:: Data to process ::
-- BEGIN --
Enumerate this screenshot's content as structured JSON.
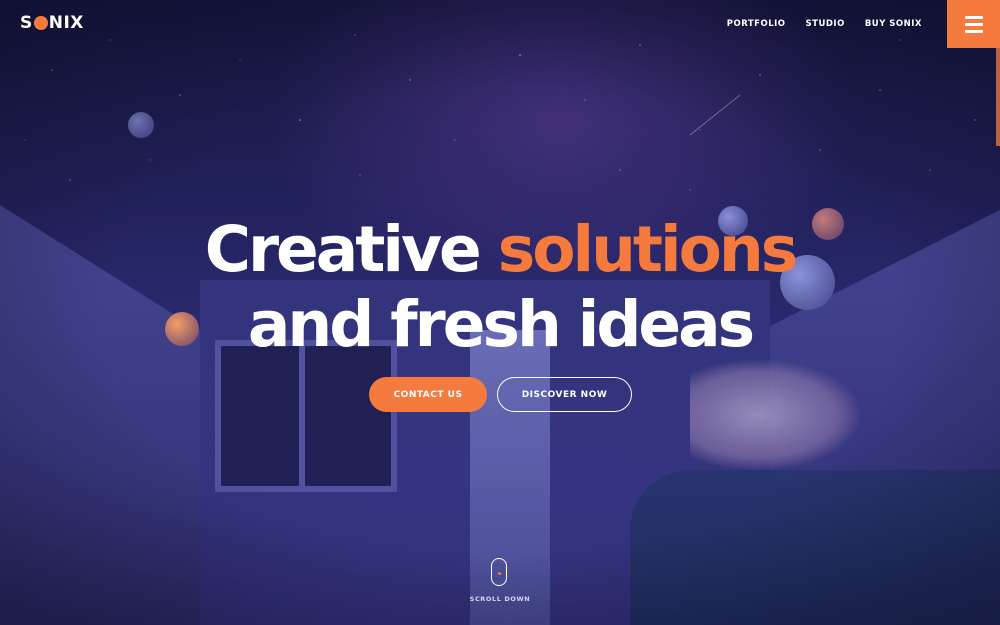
{
  "brand": {
    "logo_prefix": "S",
    "logo_suffix": "NIX",
    "accent_color": "#f47a3d"
  },
  "nav": {
    "items": [
      {
        "label": "PORTFOLIO"
      },
      {
        "label": "STUDIO"
      },
      {
        "label": "BUY SONIX"
      }
    ],
    "menu_icon": "hamburger-icon"
  },
  "hero": {
    "headline_part1": "Creative",
    "headline_accent": "solutions",
    "headline_line2": "and fresh ideas",
    "contact_label": "CONTACT US",
    "discover_label": "DISCOVER NOW",
    "scroll_label": "SCROLL DOWN",
    "scroll_icon": "mouse-icon"
  }
}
-- END --
:: What needs to be done ::
Repeat all of the entries word for word, but omit the pictures.

:: Worked answer ::
Enumerate this screenshot's content as structured JSON.
{
  "brand": {
    "logo_prefix": "S",
    "logo_suffix": "NIX",
    "accent_color": "#f47a3d"
  },
  "nav": {
    "items": [
      {
        "label": "PORTFOLIO"
      },
      {
        "label": "STUDIO"
      },
      {
        "label": "BUY SONIX"
      }
    ],
    "menu_icon": "hamburger-icon"
  },
  "hero": {
    "headline_part1": "Creative",
    "headline_accent": "solutions",
    "headline_line2": "and fresh ideas",
    "contact_label": "CONTACT US",
    "discover_label": "DISCOVER NOW",
    "scroll_label": "SCROLL DOWN",
    "scroll_icon": "mouse-icon"
  }
}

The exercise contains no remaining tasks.